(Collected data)

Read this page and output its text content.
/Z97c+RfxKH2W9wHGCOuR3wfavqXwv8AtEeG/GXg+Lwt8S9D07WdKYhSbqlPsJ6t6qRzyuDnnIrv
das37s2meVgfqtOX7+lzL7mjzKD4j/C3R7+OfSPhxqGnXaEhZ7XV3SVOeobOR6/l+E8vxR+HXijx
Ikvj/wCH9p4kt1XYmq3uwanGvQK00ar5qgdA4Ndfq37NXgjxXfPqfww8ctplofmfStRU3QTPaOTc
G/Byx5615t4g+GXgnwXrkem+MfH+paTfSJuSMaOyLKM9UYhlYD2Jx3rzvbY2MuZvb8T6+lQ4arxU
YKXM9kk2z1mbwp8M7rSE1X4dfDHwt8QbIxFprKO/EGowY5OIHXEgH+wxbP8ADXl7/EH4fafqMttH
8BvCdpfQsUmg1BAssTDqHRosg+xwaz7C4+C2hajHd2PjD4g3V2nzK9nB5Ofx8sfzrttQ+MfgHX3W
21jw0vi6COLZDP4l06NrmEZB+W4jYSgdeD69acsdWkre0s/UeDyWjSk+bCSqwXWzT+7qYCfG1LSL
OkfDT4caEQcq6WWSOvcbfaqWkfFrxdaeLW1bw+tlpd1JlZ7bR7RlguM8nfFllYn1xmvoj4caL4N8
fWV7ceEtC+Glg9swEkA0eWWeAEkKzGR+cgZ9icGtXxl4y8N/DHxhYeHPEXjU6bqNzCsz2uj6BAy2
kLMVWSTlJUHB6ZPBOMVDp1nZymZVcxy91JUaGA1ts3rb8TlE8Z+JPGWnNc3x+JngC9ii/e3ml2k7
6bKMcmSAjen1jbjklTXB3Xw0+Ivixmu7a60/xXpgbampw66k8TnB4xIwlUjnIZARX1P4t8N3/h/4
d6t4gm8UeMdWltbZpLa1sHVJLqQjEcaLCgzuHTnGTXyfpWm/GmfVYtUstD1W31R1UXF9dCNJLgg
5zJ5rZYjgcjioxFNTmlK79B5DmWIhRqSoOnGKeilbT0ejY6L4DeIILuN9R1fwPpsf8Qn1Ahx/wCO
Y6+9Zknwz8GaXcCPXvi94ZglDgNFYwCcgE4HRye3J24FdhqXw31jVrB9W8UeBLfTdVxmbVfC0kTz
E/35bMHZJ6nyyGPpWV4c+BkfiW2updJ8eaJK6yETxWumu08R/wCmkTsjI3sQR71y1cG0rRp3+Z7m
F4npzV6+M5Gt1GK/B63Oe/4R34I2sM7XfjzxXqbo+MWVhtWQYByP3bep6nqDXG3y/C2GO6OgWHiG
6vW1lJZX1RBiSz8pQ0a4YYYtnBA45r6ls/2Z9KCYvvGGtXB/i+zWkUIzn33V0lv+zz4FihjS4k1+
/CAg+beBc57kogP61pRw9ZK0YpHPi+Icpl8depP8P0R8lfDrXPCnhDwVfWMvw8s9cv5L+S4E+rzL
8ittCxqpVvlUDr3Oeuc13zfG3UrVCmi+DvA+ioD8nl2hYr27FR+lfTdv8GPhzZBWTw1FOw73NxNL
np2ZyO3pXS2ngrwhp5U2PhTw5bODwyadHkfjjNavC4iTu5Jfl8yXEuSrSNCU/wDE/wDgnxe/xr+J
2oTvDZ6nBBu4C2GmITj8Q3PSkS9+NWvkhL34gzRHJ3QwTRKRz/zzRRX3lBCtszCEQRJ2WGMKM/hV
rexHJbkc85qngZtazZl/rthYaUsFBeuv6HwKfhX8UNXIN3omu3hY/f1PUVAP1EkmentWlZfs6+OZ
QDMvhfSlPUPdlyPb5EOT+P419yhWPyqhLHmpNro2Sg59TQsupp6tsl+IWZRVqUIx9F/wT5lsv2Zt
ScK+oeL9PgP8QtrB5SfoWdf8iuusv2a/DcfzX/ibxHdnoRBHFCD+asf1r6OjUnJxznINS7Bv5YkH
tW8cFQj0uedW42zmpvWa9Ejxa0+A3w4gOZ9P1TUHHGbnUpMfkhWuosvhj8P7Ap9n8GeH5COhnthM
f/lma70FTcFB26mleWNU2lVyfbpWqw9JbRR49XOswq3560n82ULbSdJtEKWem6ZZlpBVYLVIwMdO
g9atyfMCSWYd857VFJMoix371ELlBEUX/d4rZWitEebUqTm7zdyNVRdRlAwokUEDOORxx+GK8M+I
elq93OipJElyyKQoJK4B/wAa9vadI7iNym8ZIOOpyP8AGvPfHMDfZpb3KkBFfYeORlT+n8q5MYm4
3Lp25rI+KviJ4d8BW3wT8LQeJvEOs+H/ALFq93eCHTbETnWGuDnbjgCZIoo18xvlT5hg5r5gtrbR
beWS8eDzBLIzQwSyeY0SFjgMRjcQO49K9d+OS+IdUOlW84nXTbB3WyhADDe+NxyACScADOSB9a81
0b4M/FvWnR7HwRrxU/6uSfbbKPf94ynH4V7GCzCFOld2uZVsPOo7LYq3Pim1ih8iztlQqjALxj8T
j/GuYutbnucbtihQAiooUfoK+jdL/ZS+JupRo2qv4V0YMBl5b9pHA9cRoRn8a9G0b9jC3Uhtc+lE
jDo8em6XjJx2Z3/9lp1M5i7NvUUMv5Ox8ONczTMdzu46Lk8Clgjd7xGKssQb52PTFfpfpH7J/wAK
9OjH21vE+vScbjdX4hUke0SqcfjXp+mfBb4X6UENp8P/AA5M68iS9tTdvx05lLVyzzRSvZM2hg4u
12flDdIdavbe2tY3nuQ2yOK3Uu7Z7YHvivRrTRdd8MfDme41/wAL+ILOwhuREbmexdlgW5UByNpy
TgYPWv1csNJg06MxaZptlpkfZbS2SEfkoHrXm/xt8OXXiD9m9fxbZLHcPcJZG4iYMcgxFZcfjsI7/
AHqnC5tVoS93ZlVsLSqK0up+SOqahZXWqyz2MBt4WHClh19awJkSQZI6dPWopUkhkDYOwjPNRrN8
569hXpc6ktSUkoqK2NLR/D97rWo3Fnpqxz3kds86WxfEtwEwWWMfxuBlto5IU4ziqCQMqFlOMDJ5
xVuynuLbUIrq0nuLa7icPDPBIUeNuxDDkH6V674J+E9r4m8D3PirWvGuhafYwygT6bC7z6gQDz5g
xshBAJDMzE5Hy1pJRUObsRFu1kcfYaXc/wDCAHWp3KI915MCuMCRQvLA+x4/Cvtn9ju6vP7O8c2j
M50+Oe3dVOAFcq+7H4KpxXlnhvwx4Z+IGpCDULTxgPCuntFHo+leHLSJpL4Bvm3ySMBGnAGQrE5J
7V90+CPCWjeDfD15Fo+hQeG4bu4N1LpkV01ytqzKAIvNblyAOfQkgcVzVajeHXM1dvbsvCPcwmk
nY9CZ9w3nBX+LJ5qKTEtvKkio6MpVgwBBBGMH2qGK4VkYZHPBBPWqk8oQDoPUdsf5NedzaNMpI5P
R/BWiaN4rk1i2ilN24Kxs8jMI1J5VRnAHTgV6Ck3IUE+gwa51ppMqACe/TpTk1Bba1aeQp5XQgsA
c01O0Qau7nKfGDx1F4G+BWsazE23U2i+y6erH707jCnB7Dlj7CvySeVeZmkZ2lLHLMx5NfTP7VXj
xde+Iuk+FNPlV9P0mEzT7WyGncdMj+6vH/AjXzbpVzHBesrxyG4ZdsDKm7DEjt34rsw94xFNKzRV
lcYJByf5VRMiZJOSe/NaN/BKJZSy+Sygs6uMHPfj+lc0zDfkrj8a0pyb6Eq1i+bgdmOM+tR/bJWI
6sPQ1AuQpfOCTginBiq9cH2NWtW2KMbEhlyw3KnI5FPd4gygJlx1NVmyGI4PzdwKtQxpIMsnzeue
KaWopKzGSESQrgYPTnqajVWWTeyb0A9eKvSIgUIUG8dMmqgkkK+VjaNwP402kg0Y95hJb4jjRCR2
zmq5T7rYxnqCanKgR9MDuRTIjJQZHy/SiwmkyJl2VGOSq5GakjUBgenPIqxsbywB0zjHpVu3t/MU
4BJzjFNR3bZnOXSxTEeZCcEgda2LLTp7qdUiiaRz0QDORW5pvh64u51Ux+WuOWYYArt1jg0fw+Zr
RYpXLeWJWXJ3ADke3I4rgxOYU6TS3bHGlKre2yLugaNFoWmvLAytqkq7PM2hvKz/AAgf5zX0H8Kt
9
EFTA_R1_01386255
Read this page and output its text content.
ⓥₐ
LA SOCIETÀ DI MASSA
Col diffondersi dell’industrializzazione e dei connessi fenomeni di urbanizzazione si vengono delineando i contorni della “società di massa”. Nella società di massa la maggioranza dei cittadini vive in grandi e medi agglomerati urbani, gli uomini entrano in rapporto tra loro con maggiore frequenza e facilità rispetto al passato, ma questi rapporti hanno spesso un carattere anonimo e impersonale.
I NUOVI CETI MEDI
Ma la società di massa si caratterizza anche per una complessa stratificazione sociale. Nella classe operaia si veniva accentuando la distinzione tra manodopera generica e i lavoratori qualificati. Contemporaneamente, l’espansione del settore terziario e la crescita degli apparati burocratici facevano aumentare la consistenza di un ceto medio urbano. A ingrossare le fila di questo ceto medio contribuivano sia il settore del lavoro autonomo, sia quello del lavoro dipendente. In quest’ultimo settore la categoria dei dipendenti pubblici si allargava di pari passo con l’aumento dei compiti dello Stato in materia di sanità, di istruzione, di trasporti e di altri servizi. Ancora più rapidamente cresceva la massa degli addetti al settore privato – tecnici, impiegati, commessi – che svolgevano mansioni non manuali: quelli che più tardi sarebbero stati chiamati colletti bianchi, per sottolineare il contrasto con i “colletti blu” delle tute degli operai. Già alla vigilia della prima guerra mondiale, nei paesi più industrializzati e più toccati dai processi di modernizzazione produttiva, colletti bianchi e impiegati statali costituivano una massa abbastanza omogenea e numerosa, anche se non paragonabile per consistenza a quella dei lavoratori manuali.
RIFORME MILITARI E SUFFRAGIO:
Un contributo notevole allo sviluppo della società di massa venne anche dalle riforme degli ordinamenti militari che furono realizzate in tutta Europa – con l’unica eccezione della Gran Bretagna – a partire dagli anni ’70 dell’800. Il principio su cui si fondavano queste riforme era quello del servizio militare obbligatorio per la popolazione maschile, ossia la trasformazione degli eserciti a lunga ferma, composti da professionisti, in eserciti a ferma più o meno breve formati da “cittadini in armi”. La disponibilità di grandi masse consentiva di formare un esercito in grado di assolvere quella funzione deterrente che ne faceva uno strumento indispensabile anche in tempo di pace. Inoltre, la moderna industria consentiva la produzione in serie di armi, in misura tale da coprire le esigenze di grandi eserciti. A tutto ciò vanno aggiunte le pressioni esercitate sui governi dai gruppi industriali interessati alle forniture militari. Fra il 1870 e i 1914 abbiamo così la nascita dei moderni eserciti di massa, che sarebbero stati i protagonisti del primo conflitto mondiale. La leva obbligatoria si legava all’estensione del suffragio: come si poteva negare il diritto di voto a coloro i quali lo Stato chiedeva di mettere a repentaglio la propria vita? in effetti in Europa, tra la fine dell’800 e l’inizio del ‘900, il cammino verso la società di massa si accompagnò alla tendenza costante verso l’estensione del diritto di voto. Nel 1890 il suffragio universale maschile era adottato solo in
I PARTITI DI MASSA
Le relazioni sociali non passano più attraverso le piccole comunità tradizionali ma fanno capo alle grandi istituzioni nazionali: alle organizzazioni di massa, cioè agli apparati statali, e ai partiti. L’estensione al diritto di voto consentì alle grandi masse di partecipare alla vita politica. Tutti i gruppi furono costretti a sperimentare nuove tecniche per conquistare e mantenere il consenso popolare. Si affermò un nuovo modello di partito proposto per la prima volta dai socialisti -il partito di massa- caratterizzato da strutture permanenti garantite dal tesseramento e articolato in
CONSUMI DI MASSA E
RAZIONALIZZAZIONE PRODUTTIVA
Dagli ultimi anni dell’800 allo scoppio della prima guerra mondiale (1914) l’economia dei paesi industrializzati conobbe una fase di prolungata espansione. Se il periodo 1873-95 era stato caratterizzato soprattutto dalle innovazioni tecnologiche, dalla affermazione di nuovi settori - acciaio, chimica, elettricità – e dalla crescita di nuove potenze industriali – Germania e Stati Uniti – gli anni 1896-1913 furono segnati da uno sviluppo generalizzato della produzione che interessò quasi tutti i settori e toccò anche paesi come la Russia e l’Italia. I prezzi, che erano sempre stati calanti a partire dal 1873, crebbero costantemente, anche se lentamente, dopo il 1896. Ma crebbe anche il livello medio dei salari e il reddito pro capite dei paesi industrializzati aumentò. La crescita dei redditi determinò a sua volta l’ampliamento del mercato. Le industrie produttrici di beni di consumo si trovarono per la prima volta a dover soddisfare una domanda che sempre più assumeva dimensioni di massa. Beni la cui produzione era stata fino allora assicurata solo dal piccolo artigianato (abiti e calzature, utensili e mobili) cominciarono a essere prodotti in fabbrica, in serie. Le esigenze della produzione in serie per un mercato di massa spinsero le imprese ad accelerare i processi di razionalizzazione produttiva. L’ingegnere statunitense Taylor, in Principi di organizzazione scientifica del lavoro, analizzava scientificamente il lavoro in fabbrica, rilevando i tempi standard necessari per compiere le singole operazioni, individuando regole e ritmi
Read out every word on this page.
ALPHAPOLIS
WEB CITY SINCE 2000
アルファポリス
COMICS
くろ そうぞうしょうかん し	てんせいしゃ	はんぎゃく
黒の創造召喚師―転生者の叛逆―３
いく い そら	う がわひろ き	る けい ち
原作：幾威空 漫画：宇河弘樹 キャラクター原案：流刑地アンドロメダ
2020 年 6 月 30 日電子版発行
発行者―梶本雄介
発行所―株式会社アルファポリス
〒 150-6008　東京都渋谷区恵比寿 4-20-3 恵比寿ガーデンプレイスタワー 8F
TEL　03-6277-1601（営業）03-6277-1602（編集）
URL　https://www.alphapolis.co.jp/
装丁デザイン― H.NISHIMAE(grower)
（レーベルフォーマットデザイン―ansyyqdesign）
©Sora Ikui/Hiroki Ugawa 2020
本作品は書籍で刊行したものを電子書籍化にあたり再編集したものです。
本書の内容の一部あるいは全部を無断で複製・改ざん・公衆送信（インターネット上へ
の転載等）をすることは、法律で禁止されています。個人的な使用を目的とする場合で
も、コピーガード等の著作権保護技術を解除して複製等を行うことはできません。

* [Challenge] Begin at the line containing "Read out every word on this page." and reproduce each line through the end of the records above.

* [Solution for this exercise]
Read out every word on this page.
ALPHAPOLIS
WEB CITY SINCE 2000
アルファポリス
COMICS
くろ そうぞうしょうかん し	てんせいしゃ	はんぎゃく
黒の創造召喚師―転生者の叛逆―３
いく い そら	う がわひろ き	る けい ち
原作：幾威空 漫画：宇河弘樹 キャラクター原案：流刑地アンドロメダ
2020 年 6 月 30 日電子版発行
発行者―梶本雄介
発行所―株式会社アルファポリス
〒 150-6008　東京都渋谷区恵比寿 4-20-3 恵比寿ガーデンプレイスタワー 8F
TEL　03-6277-1601（営業）03-6277-1602（編集）
URL　https://www.alphapolis.co.jp/
装丁デザイン― H.NISHIMAE(grower)
（レーベルフォーマットデザイン―ansyyqdesign）
©Sora Ikui/Hiroki Ugawa 2020
本作品は書籍で刊行したものを電子書籍化にあたり再編集したものです。
本書の内容の一部あるいは全部を無断で複製・改ざん・公衆送信（インターネット上へ
の転載等）をすることは、法律で禁止されています。個人的な使用を目的とする場合で
も、コピーガード等の著作権保護技術を解除して複製等を行うことはできません。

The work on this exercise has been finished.